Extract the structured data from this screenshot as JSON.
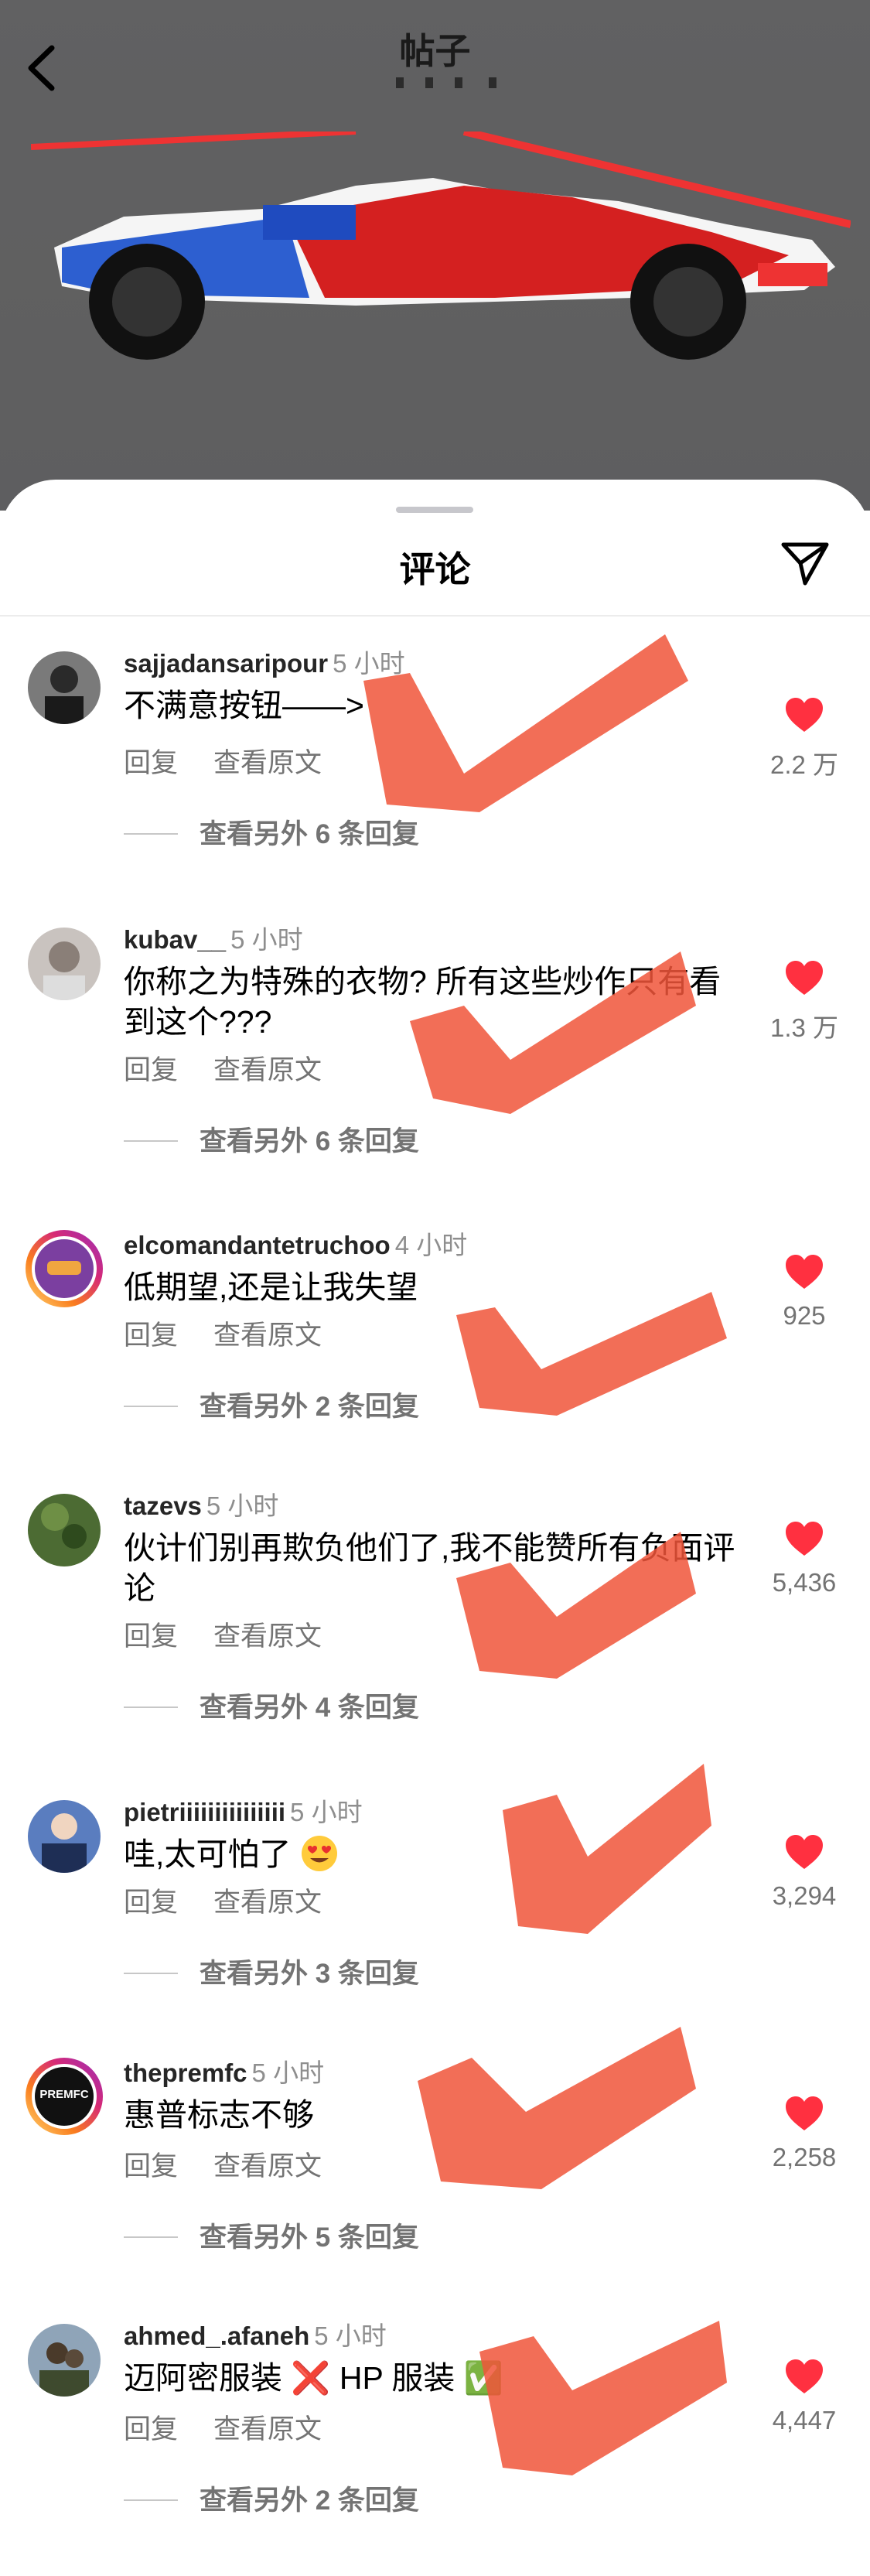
{
  "header": {
    "title": "帖子"
  },
  "sheet": {
    "title": "评论"
  },
  "actions": {
    "reply_label": "回复",
    "translate_label": "查看原文"
  },
  "comments": [
    {
      "username": "sajjadansaripour",
      "time": "5 小时",
      "text": "不满意按钮——>",
      "likes": "2.2 万",
      "replies_label": "查看另外 6 条回复",
      "avatar_color": "#6b6b6b"
    },
    {
      "username": "kubav__",
      "time": "5 小时",
      "text": "你称之为特殊的衣物? 所有这些炒作只有看到这个???",
      "likes": "1.3 万",
      "replies_label": "查看另外 6 条回复",
      "avatar_color": "#a89a90"
    },
    {
      "username": "elcomandantetruchoo",
      "time": "4 小时",
      "text": "低期望,还是让我失望",
      "likes": "925",
      "replies_label": "查看另外 2 条回复",
      "avatar_color": "#7b3fa0"
    },
    {
      "username": "tazevs",
      "time": "5 小时",
      "text": "伙计们别再欺负他们了,我不能赞所有负面评论",
      "likes": "5,436",
      "replies_label": "查看另外 4 条回复",
      "avatar_color": "#3f5a2a"
    },
    {
      "username": "pietriiiiiiiiiiiiiii",
      "time": "5 小时",
      "text": "哇,太可怕了",
      "likes": "3,294",
      "replies_label": "查看另外 3 条回复",
      "avatar_color": "#3a4f7a"
    },
    {
      "username": "theprem​fc",
      "time": "5 小时",
      "text": "惠普标志不够",
      "likes": "2,258",
      "replies_label": "查看另外 5 条回复",
      "avatar_color": "#111111",
      "avatar_text": "PREMFC"
    },
    {
      "username": "ahmed_.afaneh",
      "time": "5 小时",
      "text": "迈阿密服装 ❌ HP 服装 ✅",
      "likes": "4,447",
      "replies_label": "查看另外 2 条回复",
      "avatar_color": "#6f7c5a"
    }
  ],
  "colors": {
    "like_red": "#ff3040",
    "scribble": "#f0553a"
  }
}
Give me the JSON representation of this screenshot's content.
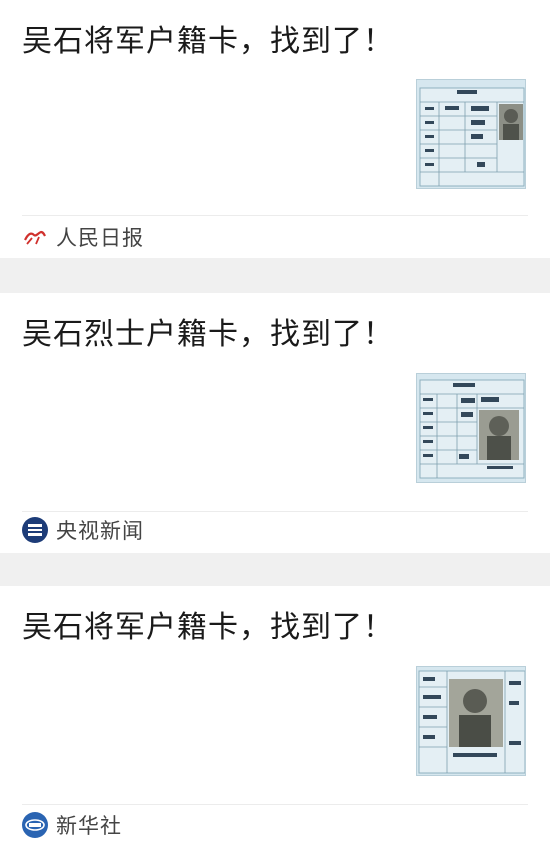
{
  "articles": [
    {
      "title": "吴石将军户籍卡，找到了！",
      "source": "人民日报",
      "logo_icon": "renmin-ribao-logo-icon"
    },
    {
      "title": "吴石烈士户籍卡，找到了！",
      "source": "央视新闻",
      "logo_icon": "cctv-news-logo-icon"
    },
    {
      "title": "吴石将军户籍卡，找到了！",
      "source": "新华社",
      "logo_icon": "xinhua-logo-icon"
    }
  ],
  "colors": {
    "background": "#f0f0f0",
    "card": "#ffffff",
    "title": "#1a1a1a",
    "source_text": "#444444",
    "renmin_red": "#d0312d",
    "cctv_blue": "#1d3c78",
    "xinhua_blue": "#2a64b2"
  }
}
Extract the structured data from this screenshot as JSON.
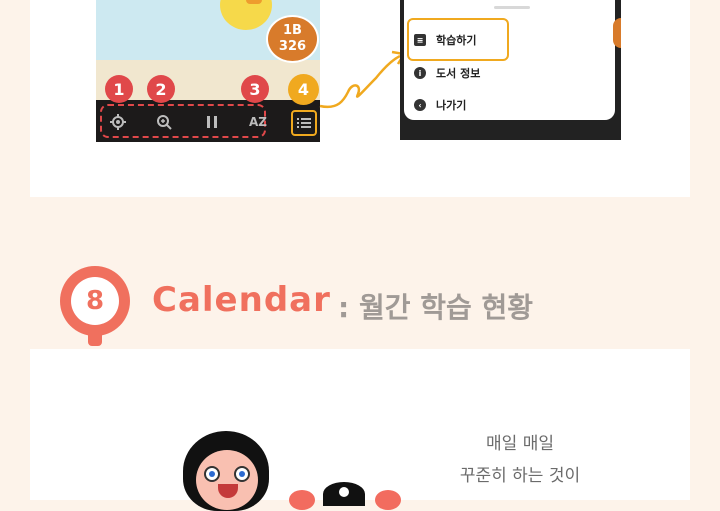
{
  "left_screen": {
    "score_label": "1B",
    "score_value": "326",
    "badges": [
      "1",
      "2",
      "3",
      "4"
    ],
    "toolbar": {
      "settings_icon": "gear-icon",
      "zoom_icon": "zoom-in-icon",
      "pause_icon": "pause-icon",
      "az_label": "AZ",
      "menu_icon": "list-icon"
    }
  },
  "right_screen": {
    "menu_items": [
      {
        "label": "학습하기",
        "icon": "notes-icon"
      },
      {
        "label": "도서 정보",
        "icon": "info-icon"
      },
      {
        "label": "나가기",
        "icon": "back-icon"
      }
    ]
  },
  "section": {
    "number": "8",
    "title_en": "Calendar",
    "title_ko": ": 월간 학습 현황"
  },
  "illustration": {
    "handwriting_lines": [
      "매일 매일",
      "꾸준히 하는 것이"
    ]
  },
  "colors": {
    "accent_coral": "#f0705e",
    "badge_red": "#e0484a",
    "badge_yellow": "#f0a91f",
    "title_gray": "#a09a96"
  }
}
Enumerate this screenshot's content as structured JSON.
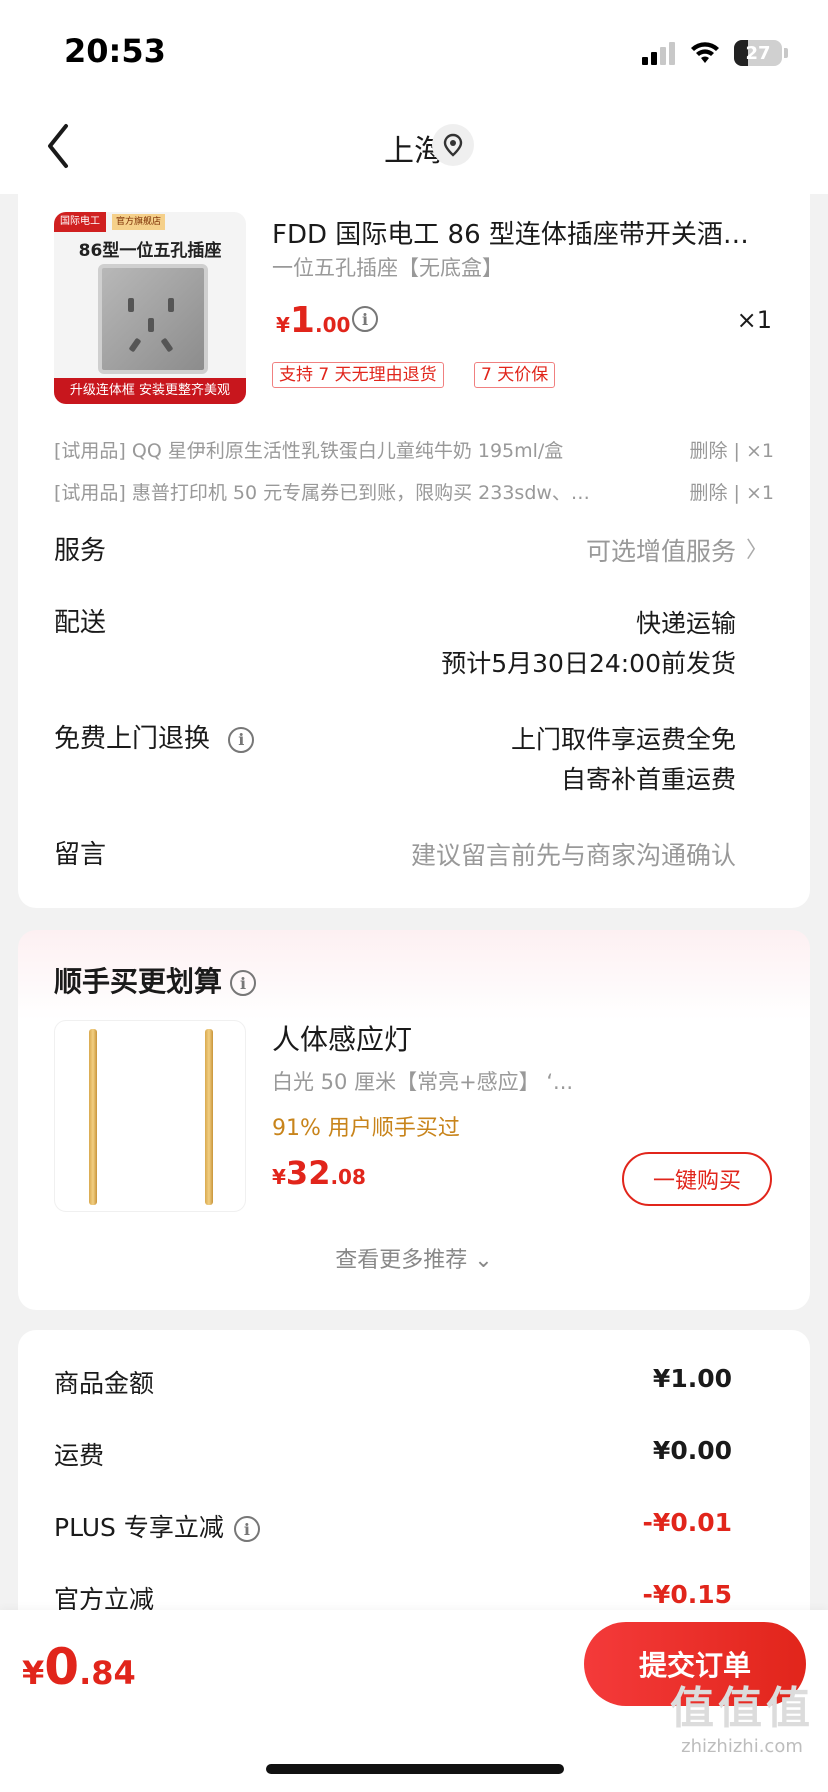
{
  "status_bar": {
    "time": "20:53",
    "battery": "27"
  },
  "nav": {
    "title": "上海"
  },
  "product": {
    "thumb_labels": {
      "brand": "国际电工",
      "shop": "官方旗舰店",
      "title": "86型一位五孔插座",
      "banner": "升级连体框 安装更整齐美观"
    },
    "title": "FDD 国际电工 86 型连体插座带开关酒…",
    "spec": "一位五孔插座【无底盒】",
    "price": {
      "currency": "¥",
      "int": "1",
      "dec": ".00"
    },
    "qty": "×1",
    "tags": [
      "支持 7 天无理由退货",
      "7 天价保"
    ]
  },
  "gifts": [
    {
      "text": "[试用品] QQ 星伊利原生活性乳铁蛋白儿童纯牛奶 195ml/盒",
      "action": "删除 | ×1"
    },
    {
      "text": "[试用品] 惠普打印机 50 元专属券已到账，限购买 233sdw、…",
      "action": "删除 | ×1"
    }
  ],
  "rows": {
    "service": {
      "label": "服务",
      "value": "可选增值服务"
    },
    "delivery": {
      "label": "配送",
      "value1": "快递运输",
      "value2": "预计5月30日24:00前发货"
    },
    "return": {
      "label": "免费上门退换",
      "value1": "上门取件享运费全免",
      "value2": "自寄补首重运费"
    },
    "note": {
      "label": "留言",
      "placeholder": "建议留言前先与商家沟通确认"
    }
  },
  "recommend": {
    "title": "顺手买更划算",
    "name": "人体感应灯",
    "spec": "白光 50 厘米【常亮+感应】 ‘...",
    "hint": "91% 用户顺手买过",
    "price": {
      "currency": "¥",
      "int": "32",
      "dec": ".08"
    },
    "buy_label": "一键购买",
    "more_label": "查看更多推荐 ⌄"
  },
  "summary": [
    {
      "label": "商品金额",
      "value": "¥1.00",
      "red": false,
      "info": false
    },
    {
      "label": "运费",
      "value": "¥0.00",
      "red": false,
      "info": false
    },
    {
      "label": "PLUS 专享立减",
      "value": "-¥0.01",
      "red": true,
      "info": true
    },
    {
      "label": "官方立减",
      "value": "-¥0.15",
      "red": true,
      "info": false
    }
  ],
  "bottom": {
    "total": {
      "currency": "¥",
      "int": "0",
      "dec": ".84"
    },
    "submit_label": "提交订单",
    "watermark_big": "值值值",
    "watermark_small": "zhizhizhi.com"
  },
  "colors": {
    "accent": "#e1251b",
    "hint": "#c8841b",
    "background": "#f2f2f2"
  }
}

To do: Can you restate all the records above word for word while dropping the pictures?

The response:
Extract the structured data from this screenshot as JSON.
{
  "header": {
    "title": "帖子"
  },
  "sheet": {
    "title": "评论"
  },
  "actions": {
    "reply_label": "回复",
    "translate_label": "查看原文"
  },
  "comments": [
    {
      "username": "sajjadansaripour",
      "time": "5 小时",
      "text": "不满意按钮——>",
      "likes": "2.2 万",
      "replies_label": "查看另外 6 条回复",
      "avatar_color": "#6b6b6b"
    },
    {
      "username": "kubav__",
      "time": "5 小时",
      "text": "你称之为特殊的衣物? 所有这些炒作只有看到这个???",
      "likes": "1.3 万",
      "replies_label": "查看另外 6 条回复",
      "avatar_color": "#a89a90"
    },
    {
      "username": "elcomandantetruchoo",
      "time": "4 小时",
      "text": "低期望,还是让我失望",
      "likes": "925",
      "replies_label": "查看另外 2 条回复",
      "avatar_color": "#7b3fa0"
    },
    {
      "username": "tazevs",
      "time": "5 小时",
      "text": "伙计们别再欺负他们了,我不能赞所有负面评论",
      "likes": "5,436",
      "replies_label": "查看另外 4 条回复",
      "avatar_color": "#3f5a2a"
    },
    {
      "username": "pietriiiiiiiiiiiiiii",
      "time": "5 小时",
      "text": "哇,太可怕了",
      "likes": "3,294",
      "replies_label": "查看另外 3 条回复",
      "avatar_color": "#3a4f7a"
    },
    {
      "username": "theprem​fc",
      "time": "5 小时",
      "text": "惠普标志不够",
      "likes": "2,258",
      "replies_label": "查看另外 5 条回复",
      "avatar_color": "#111111",
      "avatar_text": "PREMFC"
    },
    {
      "username": "ahmed_.afaneh",
      "time": "5 小时",
      "text": "迈阿密服装 ❌ HP 服装 ✅",
      "likes": "4,447",
      "replies_label": "查看另外 2 条回复",
      "avatar_color": "#6f7c5a"
    }
  ],
  "colors": {
    "like_red": "#ff3040",
    "scribble": "#f0553a"
  }
}
Give me the JSON representation of this screenshot's content.
{
  "articles": [
    {
      "title": "吴石将军户籍卡，找到了！",
      "source": "人民日报",
      "logo_icon": "renmin-ribao-logo-icon"
    },
    {
      "title": "吴石烈士户籍卡，找到了！",
      "source": "央视新闻",
      "logo_icon": "cctv-news-logo-icon"
    },
    {
      "title": "吴石将军户籍卡，找到了！",
      "source": "新华社",
      "logo_icon": "xinhua-logo-icon"
    }
  ],
  "colors": {
    "background": "#f0f0f0",
    "card": "#ffffff",
    "title": "#1a1a1a",
    "source_text": "#444444",
    "renmin_red": "#d0312d",
    "cctv_blue": "#1d3c78",
    "xinhua_blue": "#2a64b2"
  }
}
Extract the structured data from this screenshot as JSON.
{
  "left_screen": {
    "score_label": "1B",
    "score_value": "326",
    "badges": [
      "1",
      "2",
      "3",
      "4"
    ],
    "toolbar": {
      "settings_icon": "gear-icon",
      "zoom_icon": "zoom-in-icon",
      "pause_icon": "pause-icon",
      "az_label": "AZ",
      "menu_icon": "list-icon"
    }
  },
  "right_screen": {
    "menu_items": [
      {
        "label": "학습하기",
        "icon": "notes-icon"
      },
      {
        "label": "도서 정보",
        "icon": "info-icon"
      },
      {
        "label": "나가기",
        "icon": "back-icon"
      }
    ]
  },
  "section": {
    "number": "8",
    "title_en": "Calendar",
    "title_ko": ": 월간 학습 현황"
  },
  "illustration": {
    "handwriting_lines": [
      "매일 매일",
      "꾸준히 하는 것이"
    ]
  },
  "colors": {
    "accent_coral": "#f0705e",
    "badge_red": "#e0484a",
    "badge_yellow": "#f0a91f",
    "title_gray": "#a09a96"
  }
}
Enumerate this screenshot's content as structured JSON.
{
  "status_bar": {
    "time": "20:53",
    "battery": "27"
  },
  "nav": {
    "title": "上海"
  },
  "product": {
    "thumb_labels": {
      "brand": "国际电工",
      "shop": "官方旗舰店",
      "title": "86型一位五孔插座",
      "banner": "升级连体框 安装更整齐美观"
    },
    "title": "FDD 国际电工 86 型连体插座带开关酒…",
    "spec": "一位五孔插座【无底盒】",
    "price": {
      "currency": "¥",
      "int": "1",
      "dec": ".00"
    },
    "qty": "×1",
    "tags": [
      "支持 7 天无理由退货",
      "7 天价保"
    ]
  },
  "gifts": [
    {
      "text": "[试用品] QQ 星伊利原生活性乳铁蛋白儿童纯牛奶 195ml/盒",
      "action": "删除 | ×1"
    },
    {
      "text": "[试用品] 惠普打印机 50 元专属券已到账，限购买 233sdw、…",
      "action": "删除 | ×1"
    }
  ],
  "rows": {
    "service": {
      "label": "服务",
      "value": "可选增值服务"
    },
    "delivery": {
      "label": "配送",
      "value1": "快递运输",
      "value2": "预计5月30日24:00前发货"
    },
    "return": {
      "label": "免费上门退换",
      "value1": "上门取件享运费全免",
      "value2": "自寄补首重运费"
    },
    "note": {
      "label": "留言",
      "placeholder": "建议留言前先与商家沟通确认"
    }
  },
  "recommend": {
    "title": "顺手买更划算",
    "name": "人体感应灯",
    "spec": "白光 50 厘米【常亮+感应】 ‘...",
    "hint": "91% 用户顺手买过",
    "price": {
      "currency": "¥",
      "int": "32",
      "dec": ".08"
    },
    "buy_label": "一键购买",
    "more_label": "查看更多推荐 ⌄"
  },
  "summary": [
    {
      "label": "商品金额",
      "value": "¥1.00",
      "red": false,
      "info": false
    },
    {
      "label": "运费",
      "value": "¥0.00",
      "red": false,
      "info": false
    },
    {
      "label": "PLUS 专享立减",
      "value": "-¥0.01",
      "red": true,
      "info": true
    },
    {
      "label": "官方立减",
      "value": "-¥0.15",
      "red": true,
      "info": false
    }
  ],
  "bottom": {
    "total": {
      "currency": "¥",
      "int": "0",
      "dec": ".84"
    },
    "submit_label": "提交订单",
    "watermark_big": "值值值",
    "watermark_small": "zhizhizhi.com"
  },
  "colors": {
    "accent": "#e1251b",
    "hint": "#c8841b",
    "background": "#f2f2f2"
  }
}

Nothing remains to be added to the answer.